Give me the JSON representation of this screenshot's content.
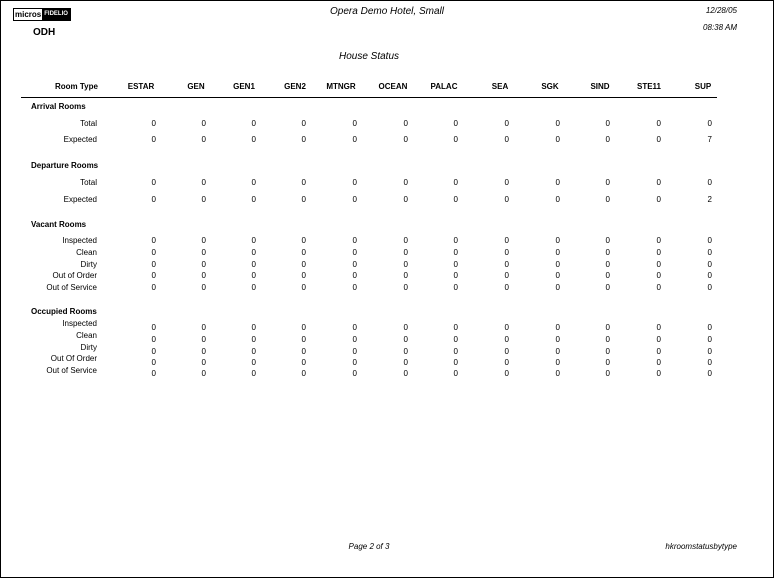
{
  "header": {
    "logo_left": "micros",
    "logo_right": "FIDELIO",
    "hotel": "Opera Demo Hotel, Small",
    "date": "12/28/05",
    "time": "08:38 AM",
    "property": "ODH",
    "report_title": "House Status"
  },
  "columns": {
    "first": "Room Type",
    "codes": [
      "ESTAR",
      "GEN",
      "GEN1",
      "GEN2",
      "MTNGR",
      "OCEAN",
      "PALAC",
      "SEA",
      "SGK",
      "SIND",
      "STE11",
      "SUP"
    ]
  },
  "sections": [
    {
      "title": "Arrival Rooms",
      "rows": [
        {
          "label": "Total",
          "values": [
            0,
            0,
            0,
            0,
            0,
            0,
            0,
            0,
            0,
            0,
            0,
            0
          ]
        },
        {
          "label": "Expected",
          "values": [
            0,
            0,
            0,
            0,
            0,
            0,
            0,
            0,
            0,
            0,
            0,
            7
          ]
        }
      ]
    },
    {
      "title": "Departure Rooms",
      "rows": [
        {
          "label": "Total",
          "values": [
            0,
            0,
            0,
            0,
            0,
            0,
            0,
            0,
            0,
            0,
            0,
            0
          ]
        },
        {
          "label": "Expected",
          "values": [
            0,
            0,
            0,
            0,
            0,
            0,
            0,
            0,
            0,
            0,
            0,
            2
          ]
        }
      ]
    },
    {
      "title": "Vacant Rooms",
      "rows": [
        {
          "label": "Inspected",
          "values": [
            0,
            0,
            0,
            0,
            0,
            0,
            0,
            0,
            0,
            0,
            0,
            0
          ]
        },
        {
          "label": "Clean",
          "values": [
            0,
            0,
            0,
            0,
            0,
            0,
            0,
            0,
            0,
            0,
            0,
            0
          ]
        },
        {
          "label": "Dirty",
          "values": [
            0,
            0,
            0,
            0,
            0,
            0,
            0,
            0,
            0,
            0,
            0,
            0
          ]
        },
        {
          "label": "Out of Order",
          "values": [
            0,
            0,
            0,
            0,
            0,
            0,
            0,
            0,
            0,
            0,
            0,
            0
          ]
        },
        {
          "label": "Out of Service",
          "values": [
            0,
            0,
            0,
            0,
            0,
            0,
            0,
            0,
            0,
            0,
            0,
            0
          ]
        }
      ]
    },
    {
      "title": "Occupied Rooms",
      "rows": [
        {
          "label": "Inspected",
          "values": [
            0,
            0,
            0,
            0,
            0,
            0,
            0,
            0,
            0,
            0,
            0,
            0
          ]
        },
        {
          "label": "Clean",
          "values": [
            0,
            0,
            0,
            0,
            0,
            0,
            0,
            0,
            0,
            0,
            0,
            0
          ]
        },
        {
          "label": "Dirty",
          "values": [
            0,
            0,
            0,
            0,
            0,
            0,
            0,
            0,
            0,
            0,
            0,
            0
          ]
        },
        {
          "label": "Out Of Order",
          "values": [
            0,
            0,
            0,
            0,
            0,
            0,
            0,
            0,
            0,
            0,
            0,
            0
          ]
        },
        {
          "label": "Out of Service",
          "values": [
            0,
            0,
            0,
            0,
            0,
            0,
            0,
            0,
            0,
            0,
            0,
            0
          ]
        }
      ]
    }
  ],
  "footer": {
    "page": "Page 2 of 3",
    "report_name": "hkroomstatusbytype"
  }
}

.....

▶ Set task: Transcribe the material exactly, and leave out whatever pictures it holds.

▶ Output of the exercise:
Give me the JSON representation of this screenshot's content.
{
  "header": {
    "logo_left": "micros",
    "logo_right": "FIDELIO",
    "hotel": "Opera Demo Hotel, Small",
    "date": "12/28/05",
    "time": "08:38 AM",
    "property": "ODH",
    "report_title": "House Status"
  },
  "columns": {
    "first": "Room Type",
    "codes": [
      "ESTAR",
      "GEN",
      "GEN1",
      "GEN2",
      "MTNGR",
      "OCEAN",
      "PALAC",
      "SEA",
      "SGK",
      "SIND",
      "STE11",
      "SUP"
    ]
  },
  "sections": [
    {
      "title": "Arrival Rooms",
      "rows": [
        {
          "label": "Total",
          "values": [
            0,
            0,
            0,
            0,
            0,
            0,
            0,
            0,
            0,
            0,
            0,
            0
          ]
        },
        {
          "label": "Expected",
          "values": [
            0,
            0,
            0,
            0,
            0,
            0,
            0,
            0,
            0,
            0,
            0,
            7
          ]
        }
      ]
    },
    {
      "title": "Departure Rooms",
      "rows": [
        {
          "label": "Total",
          "values": [
            0,
            0,
            0,
            0,
            0,
            0,
            0,
            0,
            0,
            0,
            0,
            0
          ]
        },
        {
          "label": "Expected",
          "values": [
            0,
            0,
            0,
            0,
            0,
            0,
            0,
            0,
            0,
            0,
            0,
            2
          ]
        }
      ]
    },
    {
      "title": "Vacant Rooms",
      "rows": [
        {
          "label": "Inspected",
          "values": [
            0,
            0,
            0,
            0,
            0,
            0,
            0,
            0,
            0,
            0,
            0,
            0
          ]
        },
        {
          "label": "Clean",
          "values": [
            0,
            0,
            0,
            0,
            0,
            0,
            0,
            0,
            0,
            0,
            0,
            0
          ]
        },
        {
          "label": "Dirty",
          "values": [
            0,
            0,
            0,
            0,
            0,
            0,
            0,
            0,
            0,
            0,
            0,
            0
          ]
        },
        {
          "label": "Out of Order",
          "values": [
            0,
            0,
            0,
            0,
            0,
            0,
            0,
            0,
            0,
            0,
            0,
            0
          ]
        },
        {
          "label": "Out of Service",
          "values": [
            0,
            0,
            0,
            0,
            0,
            0,
            0,
            0,
            0,
            0,
            0,
            0
          ]
        }
      ]
    },
    {
      "title": "Occupied Rooms",
      "rows": [
        {
          "label": "Inspected",
          "values": [
            0,
            0,
            0,
            0,
            0,
            0,
            0,
            0,
            0,
            0,
            0,
            0
          ]
        },
        {
          "label": "Clean",
          "values": [
            0,
            0,
            0,
            0,
            0,
            0,
            0,
            0,
            0,
            0,
            0,
            0
          ]
        },
        {
          "label": "Dirty",
          "values": [
            0,
            0,
            0,
            0,
            0,
            0,
            0,
            0,
            0,
            0,
            0,
            0
          ]
        },
        {
          "label": "Out Of Order",
          "values": [
            0,
            0,
            0,
            0,
            0,
            0,
            0,
            0,
            0,
            0,
            0,
            0
          ]
        },
        {
          "label": "Out of Service",
          "values": [
            0,
            0,
            0,
            0,
            0,
            0,
            0,
            0,
            0,
            0,
            0,
            0
          ]
        }
      ]
    }
  ],
  "footer": {
    "page": "Page 2 of 3",
    "report_name": "hkroomstatusbytype"
  }
}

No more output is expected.